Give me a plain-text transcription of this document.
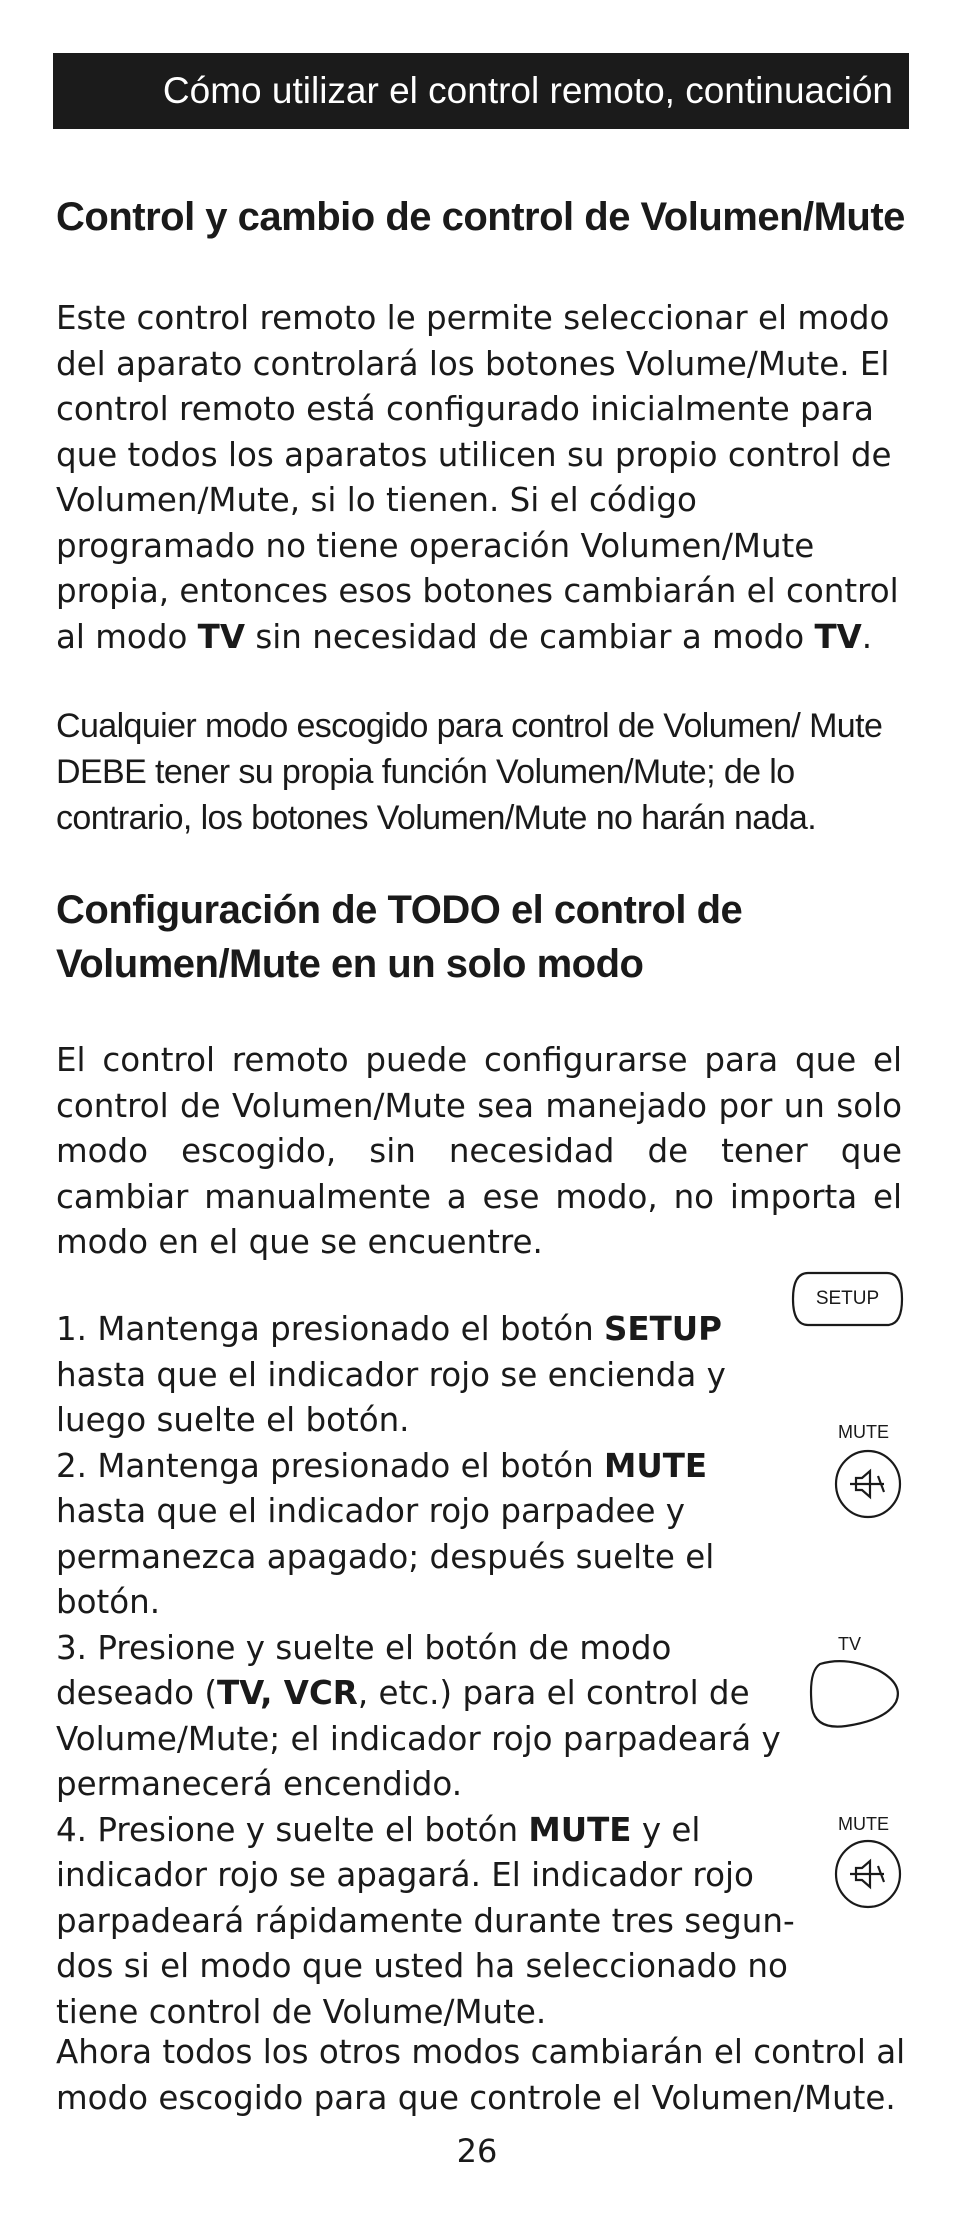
Cómo utilizar el control remoto, continuación
Control y cambio de control de Volumen/Mute

Este control remoto le permite seleccionar el modo del aparato controlará los botones Volume/Mute. El control remoto está configurado inicialmente para que todos los aparatos utilicen su propio control de Volumen/Mute, si lo tienen. Si el código programado no tiene operación Volumen/Mute propia, entonces esos botones cambiarán el control al modo TV sin necesidad de cambiar a modo TV.

Cualquier modo escogido para control de Volumen/ Mute DEBE tener su propia función Volumen/Mute; de lo contrario, los botones Volumen/Mute no harán nada.

Configuración de TODO el control de Volumen/Mute en un solo modo

El control remoto puede configurarse para que el control de Volumen/Mute sea manejado por un solo modo escogido, sin necesidad de tener que cambiar manualmente a ese modo, no importa el modo en el que se encuentre.

1. Mantenga presionado el botón SETUP hasta que el indicador rojo se encienda y luego suelte el botón.
2. Mantenga presionado el botón MUTE hasta que el indicador rojo parpadee y permanezca apagado; después suelte el botón.
3. Presione y suelte el botón de modo deseado (TV, VCR, etc.) para el control de Volume/Mute; el indicador rojo parpadeará y permanecerá encendido.
4. Presione y suelte el botón MUTE y el indicador rojo se apagará. El indicador rojo parpadeará rápidamente durante tres segun-dos si el modo que usted ha seleccionado no tiene control de Volume/Mute.
SETUP
MUTE
TV
MUTE

Ahora todos los otros modos cambiarán el control al modo escogido para que controle el Volumen/Mute.

26
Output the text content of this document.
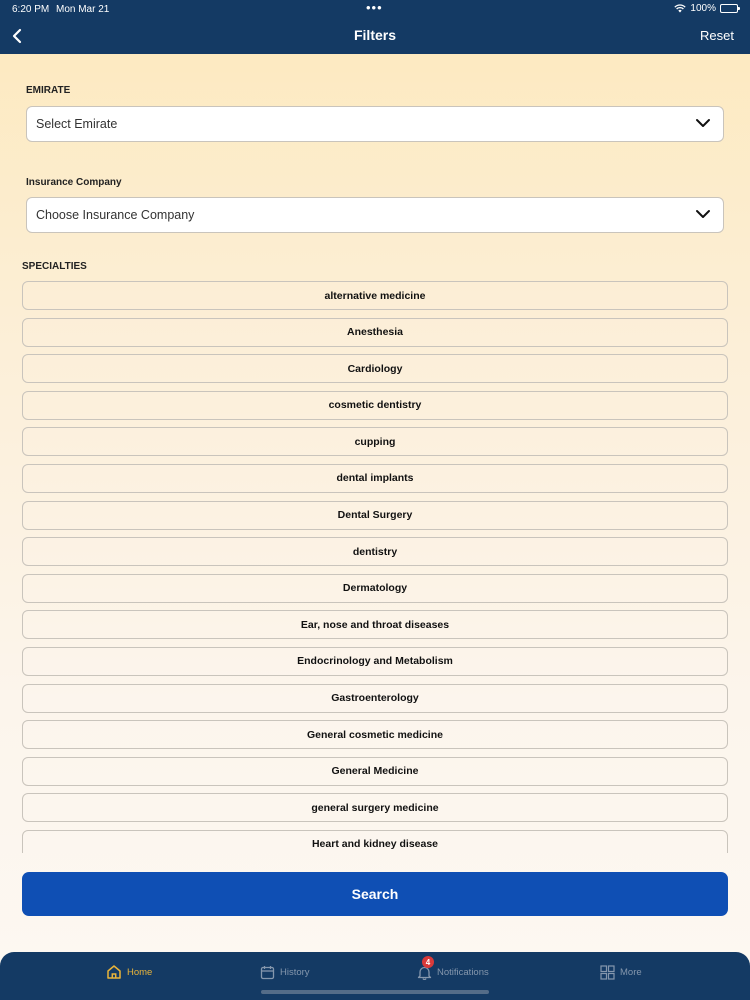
6:20 PM Mon Mar 21	•••	100%
Filters	Reset
EMIRATE
Select Emirate
Insurance Company
Choose Insurance Company
SPECIALTIES
alternative medicine
Anesthesia
Cardiology
cosmetic dentistry
cupping
dental implants
Dental Surgery
dentistry
Dermatology
Ear, nose and throat diseases
Endocrinology and Metabolism
Gastroenterology
General cosmetic medicine
General Medicine
general surgery medicine
Heart and kidney disease
Search
Home	History
4
Notifications	More
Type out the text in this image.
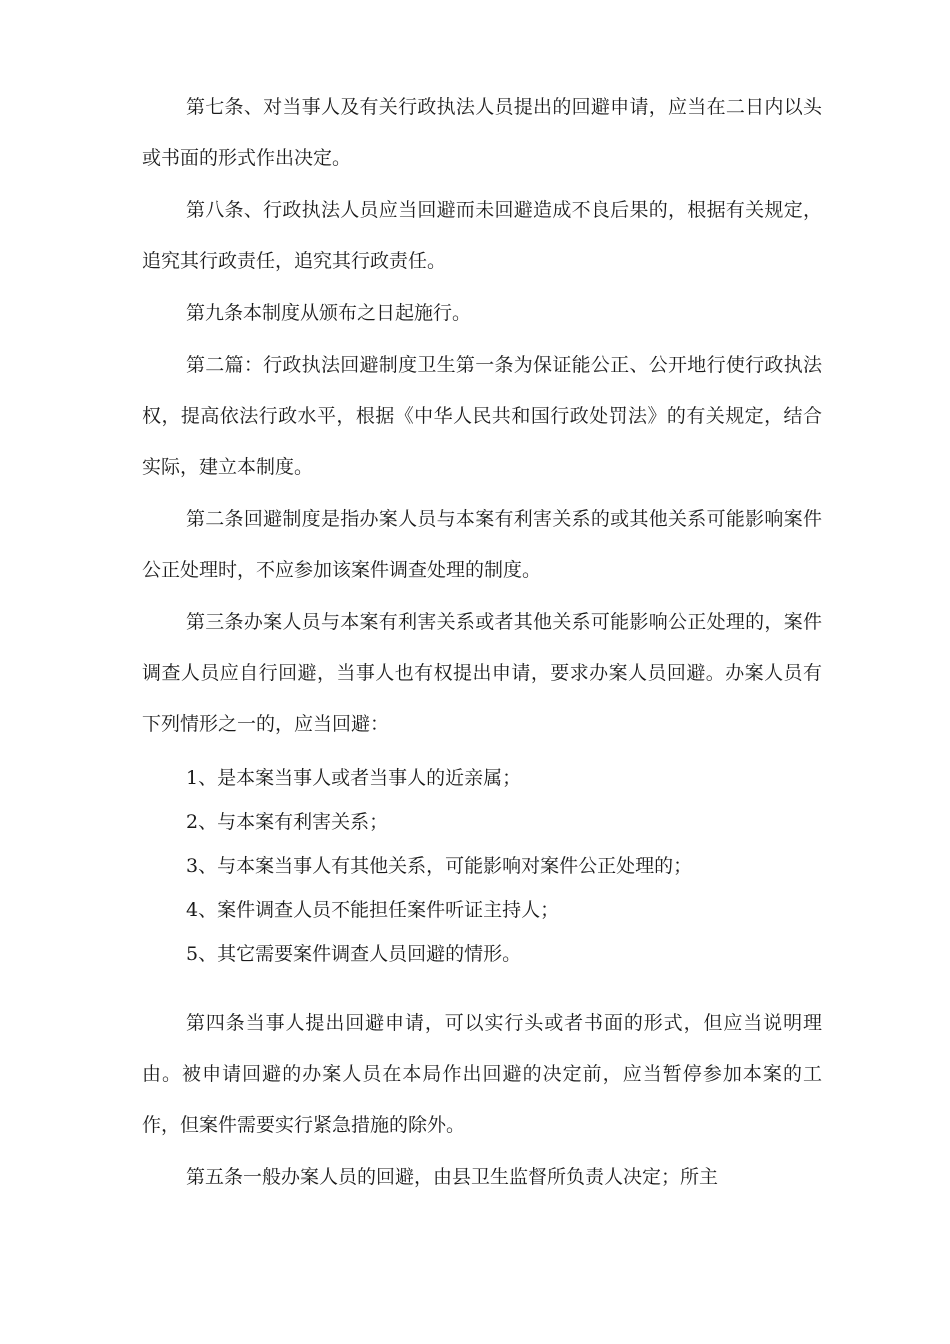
第七条、对当事人及有关行政执法人员提出的回避申请，应当在二日内以头或书面的形式作出决定。

第八条、行政执法人员应当回避而未回避造成不良后果的，根据有关规定，追究其行政责任，追究其行政责任。

第九条本制度从颁布之日起施行。

第二篇：行政执法回避制度卫生第一条为保证能公正、公开地行使行政执法权，提高依法行政水平，根据《中华人民共和国行政处罚法》的有关规定，结合实际，建立本制度。

第二条回避制度是指办案人员与本案有利害关系的或其他关系可能影响案件公正处理时，不应参加该案件调查处理的制度。

第三条办案人员与本案有利害关系或者其他关系可能影响公正处理的，案件调查人员应自行回避，当事人也有权提出申请，要求办案人员回避。办案人员有下列情形之一的，应当回避：

1、是本案当事人或者当事人的近亲属；

2、与本案有利害关系；

3、与本案当事人有其他关系，可能影响对案件公正处理的；

4、案件调查人员不能担任案件听证主持人；

5、其它需要案件调查人员回避的情形。

第四条当事人提出回避申请，可以实行头或者书面的形式，但应当说明理由。被申请回避的办案人员在本局作出回避的决定前，应当暂停参加本案的工作，但案件需要实行紧急措施的除外。

第五条一般办案人员的回避，由县卫生监督所负责人决定；所主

_____

**Problem requirements:**
Quote exactly the lines from the line that contains "Output the text content of this document." through the last line of the listing, please, leaving out all pictures.

**Task output:**
Output the text content of this document.
6:20 PM Mon Mar 21	•••	100%
Filters	Reset
EMIRATE
Select Emirate
Insurance Company
Choose Insurance Company
SPECIALTIES
alternative medicine
Anesthesia
Cardiology
cosmetic dentistry
cupping
dental implants
Dental Surgery
dentistry
Dermatology
Ear, nose and throat diseases
Endocrinology and Metabolism
Gastroenterology
General cosmetic medicine
General Medicine
general surgery medicine
Heart and kidney disease
Search
Home	History
4
Notifications	More
Type out the text in this image.
第七条、对当事人及有关行政执法人员提出的回避申请，应当在二日内以头或书面的形式作出决定。

第八条、行政执法人员应当回避而未回避造成不良后果的，根据有关规定，追究其行政责任，追究其行政责任。

第九条本制度从颁布之日起施行。

第二篇：行政执法回避制度卫生第一条为保证能公正、公开地行使行政执法权，提高依法行政水平，根据《中华人民共和国行政处罚法》的有关规定，结合实际，建立本制度。

第二条回避制度是指办案人员与本案有利害关系的或其他关系可能影响案件公正处理时，不应参加该案件调查处理的制度。

第三条办案人员与本案有利害关系或者其他关系可能影响公正处理的，案件调查人员应自行回避，当事人也有权提出申请，要求办案人员回避。办案人员有下列情形之一的，应当回避：

1、是本案当事人或者当事人的近亲属；

2、与本案有利害关系；

3、与本案当事人有其他关系，可能影响对案件公正处理的；

4、案件调查人员不能担任案件听证主持人；

5、其它需要案件调查人员回避的情形。

第四条当事人提出回避申请，可以实行头或者书面的形式，但应当说明理由。被申请回避的办案人员在本局作出回避的决定前，应当暂停参加本案的工作，但案件需要实行紧急措施的除外。

第五条一般办案人员的回避，由县卫生监督所负责人决定；所主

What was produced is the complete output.